=== PAGE ===
━━━━━━━━━━━━━━━━━━━━━━━━━━━━━━
Vasily Alexandrovich Yushkevich (Russian: Василий Александрович Юшкевич; 28 February [O.S. 16 February] 1897 – 15 March 1951) was a Soviet Army colonel general.

Conscripted into the Imperial Russian Army during World War I, Povetkin rose from private to second lieutenant during the war. Drafted into the Red Army during the Russian Civil War, he served as a battalion and regimental commander. Yushkevich held regimental commands in the 1920s and division and corps commands in the 1930s before a stint as an advisor in the Spanish Civil War. He was arrested after returning from Spain due to the Great Purge, but reinstated in 1939. At the outbreak of Operation Barbarossa he commanded the 44th Rifle Corps in Belarus. Yushkevich subsequently commanded the 22nd and 31st Armies in the Battle of Moscow and the Battles of Rzhev, and the 3rd Shock Army in the Baltic Offensive. He was relieved of command in August 1944 due to illness and became commander of the rear-area Odessa Military District. Postwar, he commanded the Volga Military District before retiring in 1950.
━━━━━━━━━━━━━━━━━━━━━━━━━━━━━━
=== DATA ===

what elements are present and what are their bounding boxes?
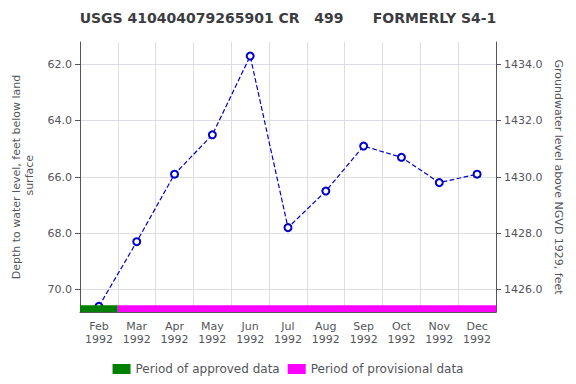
━━━━━━━━━━━━━━━━━━━━━━━━━━━━━━
=== WRITTEN INSTRUCTION A ===
From the Yushkevich biography, output the passage starting at "Vasily Alexandrovich Yushkevich" and ending at "Army colonel general.", copied word for word.
=== WRITTEN INSTRUCTION B ===
According to the Yushkevich biography, which formation did Yushkevich command at the outbreak of Operation Barbarossa?
=== WRITTEN INSTRUCTION C ===
Summarize the Yushkevich biography in two sentences.

=== COMPLETE RESPONSE A ===
Vasily Alexandrovich Yushkevich (Russian: Василий Александрович Юшкевич; 28 February [O.S. 16 February] 1897 – 15 March 1951) was a Soviet Army colonel general.

=== COMPLETE RESPONSE B ===
The 44th Rifle Corps, in Belarus.

=== COMPLETE RESPONSE C ===
Vasily Alexandrovich Yushkevich (1897–1951) was a Soviet Army colonel general who held regimental, division and corps commands between the wars and advised in the Spanish Civil War, then was arrested in the Great Purge and reinstated in 1939. From Operation Barbarossa on he commanded the 44th Rifle Corps, the 22nd and 31st Armies, and the 3rd Shock Army, until illness led to his relief in August 1944 and command of the Odessa Military District; after the war he led the Volga Military District and retired in 1950.